▸ Direction
Make an exact copy of all the entries below, with the pictures left out.

▸ Input records
start
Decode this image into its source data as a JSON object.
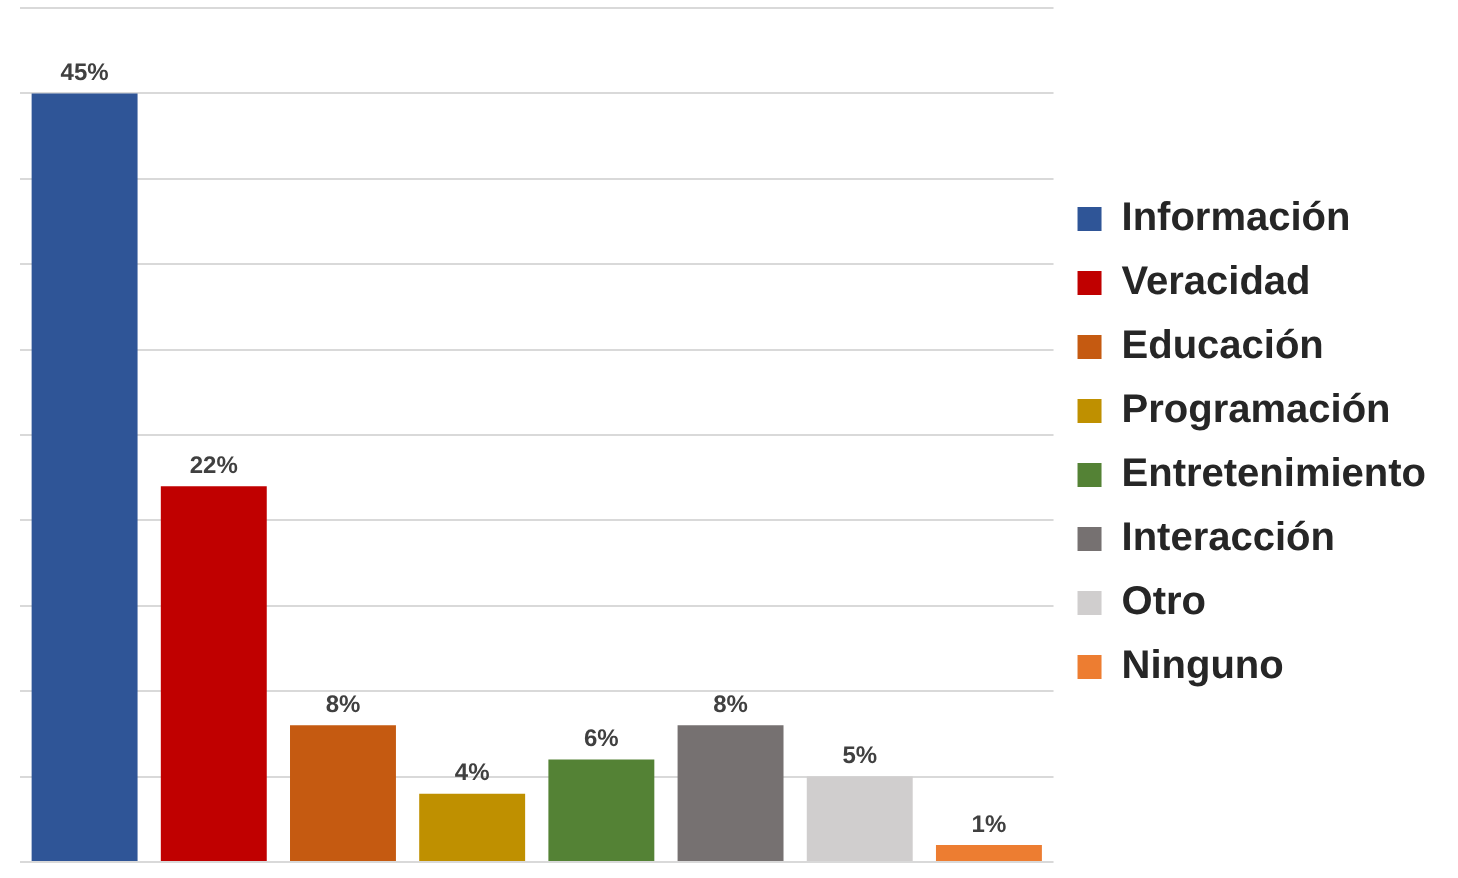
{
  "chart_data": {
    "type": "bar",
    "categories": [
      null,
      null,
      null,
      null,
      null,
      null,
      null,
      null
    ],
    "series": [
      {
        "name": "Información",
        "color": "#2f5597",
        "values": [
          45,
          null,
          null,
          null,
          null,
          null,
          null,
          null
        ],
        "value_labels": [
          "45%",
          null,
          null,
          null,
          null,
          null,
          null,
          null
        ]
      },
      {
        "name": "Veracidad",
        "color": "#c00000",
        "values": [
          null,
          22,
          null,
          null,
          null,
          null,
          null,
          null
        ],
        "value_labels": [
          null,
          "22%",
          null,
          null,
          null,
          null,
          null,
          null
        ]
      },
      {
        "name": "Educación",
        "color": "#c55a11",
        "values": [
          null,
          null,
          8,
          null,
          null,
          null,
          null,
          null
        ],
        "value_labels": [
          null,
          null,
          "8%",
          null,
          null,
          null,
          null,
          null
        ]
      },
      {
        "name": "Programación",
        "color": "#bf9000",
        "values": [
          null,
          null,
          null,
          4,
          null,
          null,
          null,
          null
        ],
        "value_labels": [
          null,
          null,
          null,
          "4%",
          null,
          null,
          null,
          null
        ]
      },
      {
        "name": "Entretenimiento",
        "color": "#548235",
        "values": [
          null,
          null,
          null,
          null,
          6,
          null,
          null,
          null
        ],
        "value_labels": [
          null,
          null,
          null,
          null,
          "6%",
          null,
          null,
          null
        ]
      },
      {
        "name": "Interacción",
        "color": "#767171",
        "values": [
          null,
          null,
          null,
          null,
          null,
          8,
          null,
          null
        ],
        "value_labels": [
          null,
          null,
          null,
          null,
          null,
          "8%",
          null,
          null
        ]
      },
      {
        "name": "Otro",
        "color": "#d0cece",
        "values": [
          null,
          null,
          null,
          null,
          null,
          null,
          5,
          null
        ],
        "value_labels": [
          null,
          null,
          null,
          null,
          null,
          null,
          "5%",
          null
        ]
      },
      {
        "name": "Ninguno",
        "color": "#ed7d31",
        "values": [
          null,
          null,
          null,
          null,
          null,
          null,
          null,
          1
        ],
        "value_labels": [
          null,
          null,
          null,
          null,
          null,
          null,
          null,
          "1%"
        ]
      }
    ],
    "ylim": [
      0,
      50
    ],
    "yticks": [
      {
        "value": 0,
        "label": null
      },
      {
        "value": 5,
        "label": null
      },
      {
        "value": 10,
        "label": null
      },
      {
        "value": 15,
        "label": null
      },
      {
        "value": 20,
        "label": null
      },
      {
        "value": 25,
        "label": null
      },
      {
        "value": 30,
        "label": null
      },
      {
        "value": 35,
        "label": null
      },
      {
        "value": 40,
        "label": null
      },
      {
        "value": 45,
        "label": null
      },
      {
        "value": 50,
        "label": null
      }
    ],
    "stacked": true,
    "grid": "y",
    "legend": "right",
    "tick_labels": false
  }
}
end
▸ Result of this exercise
Decode this image into its source data as a JSON object.
{
  "chart_data": {
    "type": "bar",
    "categories": [
      null,
      null,
      null,
      null,
      null,
      null,
      null,
      null
    ],
    "series": [
      {
        "name": "Información",
        "color": "#2f5597",
        "values": [
          45,
          null,
          null,
          null,
          null,
          null,
          null,
          null
        ],
        "value_labels": [
          "45%",
          null,
          null,
          null,
          null,
          null,
          null,
          null
        ]
      },
      {
        "name": "Veracidad",
        "color": "#c00000",
        "values": [
          null,
          22,
          null,
          null,
          null,
          null,
          null,
          null
        ],
        "value_labels": [
          null,
          "22%",
          null,
          null,
          null,
          null,
          null,
          null
        ]
      },
      {
        "name": "Educación",
        "color": "#c55a11",
        "values": [
          null,
          null,
          8,
          null,
          null,
          null,
          null,
          null
        ],
        "value_labels": [
          null,
          null,
          "8%",
          null,
          null,
          null,
          null,
          null
        ]
      },
      {
        "name": "Programación",
        "color": "#bf9000",
        "values": [
          null,
          null,
          null,
          4,
          null,
          null,
          null,
          null
        ],
        "value_labels": [
          null,
          null,
          null,
          "4%",
          null,
          null,
          null,
          null
        ]
      },
      {
        "name": "Entretenimiento",
        "color": "#548235",
        "values": [
          null,
          null,
          null,
          null,
          6,
          null,
          null,
          null
        ],
        "value_labels": [
          null,
          null,
          null,
          null,
          "6%",
          null,
          null,
          null
        ]
      },
      {
        "name": "Interacción",
        "color": "#767171",
        "values": [
          null,
          null,
          null,
          null,
          null,
          8,
          null,
          null
        ],
        "value_labels": [
          null,
          null,
          null,
          null,
          null,
          "8%",
          null,
          null
        ]
      },
      {
        "name": "Otro",
        "color": "#d0cece",
        "values": [
          null,
          null,
          null,
          null,
          null,
          null,
          5,
          null
        ],
        "value_labels": [
          null,
          null,
          null,
          null,
          null,
          null,
          "5%",
          null
        ]
      },
      {
        "name": "Ninguno",
        "color": "#ed7d31",
        "values": [
          null,
          null,
          null,
          null,
          null,
          null,
          null,
          1
        ],
        "value_labels": [
          null,
          null,
          null,
          null,
          null,
          null,
          null,
          "1%"
        ]
      }
    ],
    "ylim": [
      0,
      50
    ],
    "yticks": [
      {
        "value": 0,
        "label": null
      },
      {
        "value": 5,
        "label": null
      },
      {
        "value": 10,
        "label": null
      },
      {
        "value": 15,
        "label": null
      },
      {
        "value": 20,
        "label": null
      },
      {
        "value": 25,
        "label": null
      },
      {
        "value": 30,
        "label": null
      },
      {
        "value": 35,
        "label": null
      },
      {
        "value": 40,
        "label": null
      },
      {
        "value": 45,
        "label": null
      },
      {
        "value": 50,
        "label": null
      }
    ],
    "stacked": true,
    "grid": "y",
    "legend": "right",
    "tick_labels": false
  }
}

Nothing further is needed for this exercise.